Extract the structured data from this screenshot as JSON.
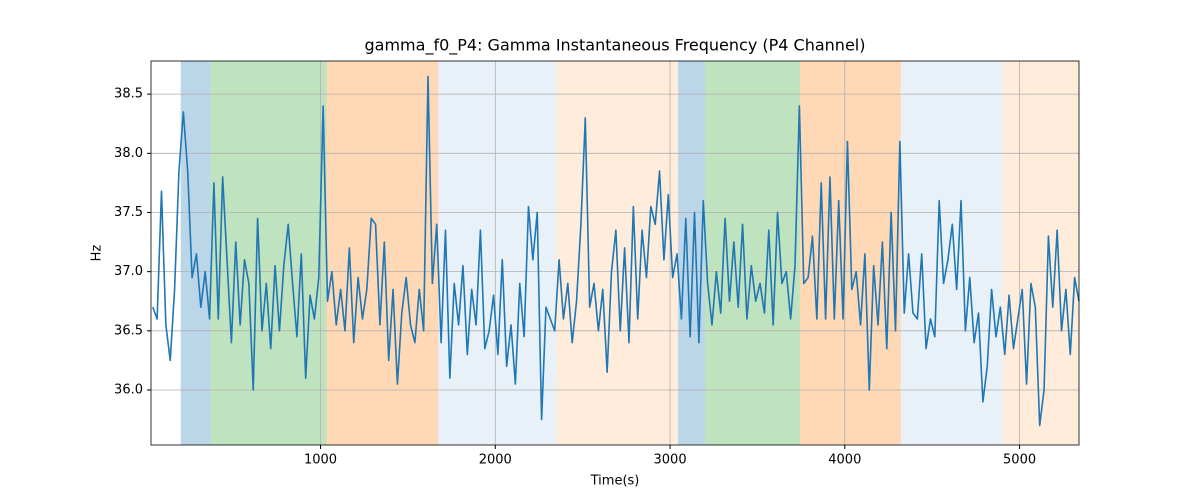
{
  "chart_data": {
    "type": "line",
    "title": "gamma_f0_P4: Gamma Instantaneous Frequency (P4 Channel)",
    "x_label": "Time(s)",
    "y_label": "Hz",
    "xlim": [
      30,
      5340
    ],
    "ylim": [
      35.535,
      38.78
    ],
    "xticks": [
      1000,
      2000,
      3000,
      4000,
      5000
    ],
    "yticks": [
      {
        "value": 36,
        "label": "36.0"
      },
      36.5,
      {
        "value": 37,
        "label": "37.0"
      },
      37.5,
      {
        "value": 38,
        "label": "38.0"
      },
      38.5
    ],
    "grid": true,
    "spans": [
      {
        "start": 200,
        "end": 371,
        "color": "rgba(31,119,180,0.3)"
      },
      {
        "start": 371,
        "end": 1034,
        "color": "rgba(44,160,44,0.3)"
      },
      {
        "start": 1034,
        "end": 1674,
        "color": "rgba(255,127,14,0.3)"
      },
      {
        "start": 1674,
        "end": 2349,
        "color": "rgba(31,119,180,0.1)"
      },
      {
        "start": 2349,
        "end": 3046,
        "color": "rgba(255,127,14,0.15)"
      },
      {
        "start": 3046,
        "end": 3200,
        "color": "rgba(31,119,180,0.3)"
      },
      {
        "start": 3200,
        "end": 3743,
        "color": "rgba(44,160,44,0.3)"
      },
      {
        "start": 3743,
        "end": 4320,
        "color": "rgba(255,127,14,0.3)"
      },
      {
        "start": 4320,
        "end": 4903,
        "color": "rgba(31,119,180,0.1)"
      },
      {
        "start": 4903,
        "end": 5340,
        "color": "rgba(255,127,14,0.15)"
      }
    ],
    "x": [
      40,
      65,
      90,
      115,
      140,
      165,
      190,
      215,
      240,
      265,
      290,
      315,
      340,
      365,
      390,
      415,
      440,
      465,
      490,
      515,
      540,
      565,
      590,
      615,
      640,
      665,
      690,
      715,
      740,
      765,
      790,
      815,
      840,
      865,
      890,
      915,
      940,
      965,
      990,
      1015,
      1040,
      1065,
      1090,
      1115,
      1140,
      1165,
      1190,
      1215,
      1240,
      1265,
      1290,
      1315,
      1340,
      1365,
      1390,
      1415,
      1440,
      1465,
      1490,
      1515,
      1540,
      1565,
      1590,
      1615,
      1640,
      1665,
      1690,
      1715,
      1740,
      1765,
      1790,
      1815,
      1840,
      1865,
      1890,
      1915,
      1940,
      1965,
      1990,
      2015,
      2040,
      2065,
      2090,
      2115,
      2140,
      2165,
      2190,
      2215,
      2240,
      2265,
      2290,
      2315,
      2340,
      2365,
      2390,
      2415,
      2440,
      2465,
      2490,
      2515,
      2540,
      2565,
      2590,
      2615,
      2640,
      2665,
      2690,
      2715,
      2740,
      2765,
      2790,
      2815,
      2840,
      2865,
      2890,
      2915,
      2940,
      2965,
      2990,
      3015,
      3040,
      3065,
      3090,
      3115,
      3140,
      3165,
      3190,
      3215,
      3240,
      3265,
      3290,
      3315,
      3340,
      3365,
      3390,
      3415,
      3440,
      3465,
      3490,
      3515,
      3540,
      3565,
      3590,
      3615,
      3640,
      3665,
      3690,
      3715,
      3740,
      3765,
      3790,
      3815,
      3840,
      3865,
      3890,
      3915,
      3940,
      3965,
      3990,
      4015,
      4040,
      4065,
      4090,
      4115,
      4140,
      4165,
      4190,
      4215,
      4240,
      4265,
      4290,
      4315,
      4340,
      4365,
      4390,
      4415,
      4440,
      4465,
      4490,
      4515,
      4540,
      4565,
      4590,
      4615,
      4640,
      4665,
      4690,
      4715,
      4740,
      4765,
      4790,
      4815,
      4840,
      4865,
      4890,
      4915,
      4940,
      4965,
      4990,
      5015,
      5040,
      5065,
      5090,
      5115,
      5140,
      5165,
      5190,
      5215,
      5240,
      5265,
      5290,
      5315,
      5340
    ],
    "series": [
      {
        "color": "#1f77b4",
        "values": [
          36.7,
          36.6,
          37.68,
          36.55,
          36.25,
          36.85,
          37.85,
          38.35,
          37.85,
          36.95,
          37.15,
          36.7,
          37.0,
          36.6,
          37.75,
          36.6,
          37.8,
          37.1,
          36.4,
          37.25,
          36.55,
          37.1,
          36.9,
          36.0,
          37.45,
          36.5,
          36.9,
          36.35,
          37.05,
          36.5,
          37.05,
          37.4,
          36.9,
          36.45,
          37.15,
          36.1,
          36.8,
          36.6,
          36.95,
          38.4,
          36.75,
          37.0,
          36.55,
          36.85,
          36.5,
          37.2,
          36.4,
          36.95,
          36.6,
          36.85,
          37.45,
          37.4,
          36.55,
          37.25,
          36.25,
          36.85,
          36.05,
          36.65,
          36.95,
          36.55,
          36.4,
          36.85,
          36.5,
          38.65,
          36.9,
          37.4,
          36.4,
          37.35,
          36.1,
          36.9,
          36.55,
          37.05,
          36.3,
          36.85,
          36.55,
          37.35,
          36.35,
          36.5,
          36.8,
          36.3,
          37.1,
          36.2,
          36.55,
          36.05,
          36.9,
          36.45,
          37.55,
          37.1,
          37.5,
          35.75,
          36.7,
          36.6,
          36.5,
          37.1,
          36.6,
          36.9,
          36.4,
          36.75,
          37.4,
          38.3,
          36.7,
          36.9,
          36.5,
          36.85,
          36.15,
          37.0,
          37.35,
          36.5,
          37.2,
          36.4,
          37.55,
          36.6,
          37.35,
          36.95,
          37.55,
          37.4,
          37.85,
          37.1,
          37.65,
          36.95,
          37.15,
          36.6,
          37.45,
          36.45,
          37.5,
          36.4,
          37.6,
          36.9,
          36.55,
          37.0,
          36.65,
          37.45,
          36.75,
          37.25,
          36.7,
          37.4,
          36.6,
          37.05,
          36.75,
          36.9,
          36.65,
          37.35,
          36.55,
          37.5,
          36.9,
          37.0,
          36.6,
          37.05,
          38.4,
          36.9,
          36.95,
          37.3,
          36.6,
          37.75,
          36.6,
          37.8,
          36.6,
          37.6,
          36.6,
          38.1,
          36.85,
          37.0,
          36.55,
          37.15,
          36.0,
          37.05,
          36.55,
          37.25,
          36.35,
          37.5,
          36.5,
          38.1,
          36.65,
          37.15,
          36.65,
          36.6,
          37.15,
          36.35,
          36.6,
          36.45,
          37.6,
          36.9,
          37.1,
          37.4,
          36.85,
          37.6,
          36.5,
          36.95,
          36.4,
          36.65,
          35.9,
          36.2,
          36.85,
          36.45,
          36.7,
          36.3,
          36.8,
          36.35,
          36.6,
          36.85,
          36.05,
          36.9,
          36.7,
          35.7,
          36.0,
          37.3,
          36.7,
          37.35,
          36.5,
          36.85,
          36.3,
          36.95,
          36.75
        ]
      }
    ]
  }
}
####
_Problem description_:
Restate the data above word for word. Do not include the images.

_Result of this exercise_:
Extract the structured data from this screenshot as JSON.
{
  "chart_data": {
    "type": "line",
    "title": "gamma_f0_P4: Gamma Instantaneous Frequency (P4 Channel)",
    "x_label": "Time(s)",
    "y_label": "Hz",
    "xlim": [
      30,
      5340
    ],
    "ylim": [
      35.535,
      38.78
    ],
    "xticks": [
      1000,
      2000,
      3000,
      4000,
      5000
    ],
    "yticks": [
      {
        "value": 36,
        "label": "36.0"
      },
      36.5,
      {
        "value": 37,
        "label": "37.0"
      },
      37.5,
      {
        "value": 38,
        "label": "38.0"
      },
      38.5
    ],
    "grid": true,
    "spans": [
      {
        "start": 200,
        "end": 371,
        "color": "rgba(31,119,180,0.3)"
      },
      {
        "start": 371,
        "end": 1034,
        "color": "rgba(44,160,44,0.3)"
      },
      {
        "start": 1034,
        "end": 1674,
        "color": "rgba(255,127,14,0.3)"
      },
      {
        "start": 1674,
        "end": 2349,
        "color": "rgba(31,119,180,0.1)"
      },
      {
        "start": 2349,
        "end": 3046,
        "color": "rgba(255,127,14,0.15)"
      },
      {
        "start": 3046,
        "end": 3200,
        "color": "rgba(31,119,180,0.3)"
      },
      {
        "start": 3200,
        "end": 3743,
        "color": "rgba(44,160,44,0.3)"
      },
      {
        "start": 3743,
        "end": 4320,
        "color": "rgba(255,127,14,0.3)"
      },
      {
        "start": 4320,
        "end": 4903,
        "color": "rgba(31,119,180,0.1)"
      },
      {
        "start": 4903,
        "end": 5340,
        "color": "rgba(255,127,14,0.15)"
      }
    ],
    "x": [
      40,
      65,
      90,
      115,
      140,
      165,
      190,
      215,
      240,
      265,
      290,
      315,
      340,
      365,
      390,
      415,
      440,
      465,
      490,
      515,
      540,
      565,
      590,
      615,
      640,
      665,
      690,
      715,
      740,
      765,
      790,
      815,
      840,
      865,
      890,
      915,
      940,
      965,
      990,
      1015,
      1040,
      1065,
      1090,
      1115,
      1140,
      1165,
      1190,
      1215,
      1240,
      1265,
      1290,
      1315,
      1340,
      1365,
      1390,
      1415,
      1440,
      1465,
      1490,
      1515,
      1540,
      1565,
      1590,
      1615,
      1640,
      1665,
      1690,
      1715,
      1740,
      1765,
      1790,
      1815,
      1840,
      1865,
      1890,
      1915,
      1940,
      1965,
      1990,
      2015,
      2040,
      2065,
      2090,
      2115,
      2140,
      2165,
      2190,
      2215,
      2240,
      2265,
      2290,
      2315,
      2340,
      2365,
      2390,
      2415,
      2440,
      2465,
      2490,
      2515,
      2540,
      2565,
      2590,
      2615,
      2640,
      2665,
      2690,
      2715,
      2740,
      2765,
      2790,
      2815,
      2840,
      2865,
      2890,
      2915,
      2940,
      2965,
      2990,
      3015,
      3040,
      3065,
      3090,
      3115,
      3140,
      3165,
      3190,
      3215,
      3240,
      3265,
      3290,
      3315,
      3340,
      3365,
      3390,
      3415,
      3440,
      3465,
      3490,
      3515,
      3540,
      3565,
      3590,
      3615,
      3640,
      3665,
      3690,
      3715,
      3740,
      3765,
      3790,
      3815,
      3840,
      3865,
      3890,
      3915,
      3940,
      3965,
      3990,
      4015,
      4040,
      4065,
      4090,
      4115,
      4140,
      4165,
      4190,
      4215,
      4240,
      4265,
      4290,
      4315,
      4340,
      4365,
      4390,
      4415,
      4440,
      4465,
      4490,
      4515,
      4540,
      4565,
      4590,
      4615,
      4640,
      4665,
      4690,
      4715,
      4740,
      4765,
      4790,
      4815,
      4840,
      4865,
      4890,
      4915,
      4940,
      4965,
      4990,
      5015,
      5040,
      5065,
      5090,
      5115,
      5140,
      5165,
      5190,
      5215,
      5240,
      5265,
      5290,
      5315,
      5340
    ],
    "series": [
      {
        "color": "#1f77b4",
        "values": [
          36.7,
          36.6,
          37.68,
          36.55,
          36.25,
          36.85,
          37.85,
          38.35,
          37.85,
          36.95,
          37.15,
          36.7,
          37.0,
          36.6,
          37.75,
          36.6,
          37.8,
          37.1,
          36.4,
          37.25,
          36.55,
          37.1,
          36.9,
          36.0,
          37.45,
          36.5,
          36.9,
          36.35,
          37.05,
          36.5,
          37.05,
          37.4,
          36.9,
          36.45,
          37.15,
          36.1,
          36.8,
          36.6,
          36.95,
          38.4,
          36.75,
          37.0,
          36.55,
          36.85,
          36.5,
          37.2,
          36.4,
          36.95,
          36.6,
          36.85,
          37.45,
          37.4,
          36.55,
          37.25,
          36.25,
          36.85,
          36.05,
          36.65,
          36.95,
          36.55,
          36.4,
          36.85,
          36.5,
          38.65,
          36.9,
          37.4,
          36.4,
          37.35,
          36.1,
          36.9,
          36.55,
          37.05,
          36.3,
          36.85,
          36.55,
          37.35,
          36.35,
          36.5,
          36.8,
          36.3,
          37.1,
          36.2,
          36.55,
          36.05,
          36.9,
          36.45,
          37.55,
          37.1,
          37.5,
          35.75,
          36.7,
          36.6,
          36.5,
          37.1,
          36.6,
          36.9,
          36.4,
          36.75,
          37.4,
          38.3,
          36.7,
          36.9,
          36.5,
          36.85,
          36.15,
          37.0,
          37.35,
          36.5,
          37.2,
          36.4,
          37.55,
          36.6,
          37.35,
          36.95,
          37.55,
          37.4,
          37.85,
          37.1,
          37.65,
          36.95,
          37.15,
          36.6,
          37.45,
          36.45,
          37.5,
          36.4,
          37.6,
          36.9,
          36.55,
          37.0,
          36.65,
          37.45,
          36.75,
          37.25,
          36.7,
          37.4,
          36.6,
          37.05,
          36.75,
          36.9,
          36.65,
          37.35,
          36.55,
          37.5,
          36.9,
          37.0,
          36.6,
          37.05,
          38.4,
          36.9,
          36.95,
          37.3,
          36.6,
          37.75,
          36.6,
          37.8,
          36.6,
          37.6,
          36.6,
          38.1,
          36.85,
          37.0,
          36.55,
          37.15,
          36.0,
          37.05,
          36.55,
          37.25,
          36.35,
          37.5,
          36.5,
          38.1,
          36.65,
          37.15,
          36.65,
          36.6,
          37.15,
          36.35,
          36.6,
          36.45,
          37.6,
          36.9,
          37.1,
          37.4,
          36.85,
          37.6,
          36.5,
          36.95,
          36.4,
          36.65,
          35.9,
          36.2,
          36.85,
          36.45,
          36.7,
          36.3,
          36.8,
          36.35,
          36.6,
          36.85,
          36.05,
          36.9,
          36.7,
          35.7,
          36.0,
          37.3,
          36.7,
          37.35,
          36.5,
          36.85,
          36.3,
          36.95,
          36.75
        ]
      }
    ]
  }
}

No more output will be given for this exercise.